(Extracted data entries)
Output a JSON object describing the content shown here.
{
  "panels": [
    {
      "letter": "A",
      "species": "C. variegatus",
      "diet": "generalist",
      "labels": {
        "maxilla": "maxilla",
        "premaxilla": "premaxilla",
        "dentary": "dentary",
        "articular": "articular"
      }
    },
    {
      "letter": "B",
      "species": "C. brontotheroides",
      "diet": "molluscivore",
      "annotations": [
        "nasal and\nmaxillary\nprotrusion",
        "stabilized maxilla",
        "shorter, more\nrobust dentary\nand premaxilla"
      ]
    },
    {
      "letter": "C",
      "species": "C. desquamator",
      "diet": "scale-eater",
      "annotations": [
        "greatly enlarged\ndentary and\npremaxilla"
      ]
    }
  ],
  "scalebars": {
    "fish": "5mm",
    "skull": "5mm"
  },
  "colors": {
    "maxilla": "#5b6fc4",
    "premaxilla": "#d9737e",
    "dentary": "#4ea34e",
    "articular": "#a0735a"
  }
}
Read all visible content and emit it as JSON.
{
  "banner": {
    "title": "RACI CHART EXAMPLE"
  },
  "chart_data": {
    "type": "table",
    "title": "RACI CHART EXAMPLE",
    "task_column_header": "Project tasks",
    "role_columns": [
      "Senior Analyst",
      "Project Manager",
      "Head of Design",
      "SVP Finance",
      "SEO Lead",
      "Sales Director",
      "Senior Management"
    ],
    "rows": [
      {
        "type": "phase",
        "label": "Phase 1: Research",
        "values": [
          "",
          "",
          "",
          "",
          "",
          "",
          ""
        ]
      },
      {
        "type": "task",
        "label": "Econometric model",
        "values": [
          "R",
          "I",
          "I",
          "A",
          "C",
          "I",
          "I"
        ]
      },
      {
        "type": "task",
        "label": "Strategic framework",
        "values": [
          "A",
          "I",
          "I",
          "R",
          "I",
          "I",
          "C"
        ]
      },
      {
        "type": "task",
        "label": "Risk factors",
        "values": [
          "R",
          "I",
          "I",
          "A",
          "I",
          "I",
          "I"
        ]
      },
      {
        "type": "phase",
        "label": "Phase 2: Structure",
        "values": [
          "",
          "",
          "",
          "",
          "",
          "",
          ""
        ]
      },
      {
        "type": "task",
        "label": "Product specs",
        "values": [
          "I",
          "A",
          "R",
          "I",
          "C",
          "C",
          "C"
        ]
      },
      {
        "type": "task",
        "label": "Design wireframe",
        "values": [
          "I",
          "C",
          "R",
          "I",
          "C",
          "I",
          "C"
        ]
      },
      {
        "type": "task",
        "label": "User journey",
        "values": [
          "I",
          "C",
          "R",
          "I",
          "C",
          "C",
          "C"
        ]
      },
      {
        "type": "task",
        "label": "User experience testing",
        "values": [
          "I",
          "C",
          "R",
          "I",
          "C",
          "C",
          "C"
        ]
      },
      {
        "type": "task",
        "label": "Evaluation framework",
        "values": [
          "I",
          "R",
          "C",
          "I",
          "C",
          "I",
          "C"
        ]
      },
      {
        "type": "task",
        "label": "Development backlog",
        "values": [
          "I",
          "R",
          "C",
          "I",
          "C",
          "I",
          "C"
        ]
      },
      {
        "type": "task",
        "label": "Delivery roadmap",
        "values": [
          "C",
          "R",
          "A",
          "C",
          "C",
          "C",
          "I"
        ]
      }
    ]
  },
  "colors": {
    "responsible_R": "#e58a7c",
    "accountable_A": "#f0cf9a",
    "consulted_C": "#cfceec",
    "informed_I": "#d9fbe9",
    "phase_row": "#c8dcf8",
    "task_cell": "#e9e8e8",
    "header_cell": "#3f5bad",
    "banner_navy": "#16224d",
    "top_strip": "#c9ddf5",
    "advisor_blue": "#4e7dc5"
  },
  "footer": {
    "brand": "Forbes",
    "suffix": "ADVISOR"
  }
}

_Task details_. Gather each line of the records holding the string "RACI".

_Correct result_.
    "title": "RACI CHART EXAMPLE"
    "title": "RACI CHART EXAMPLE",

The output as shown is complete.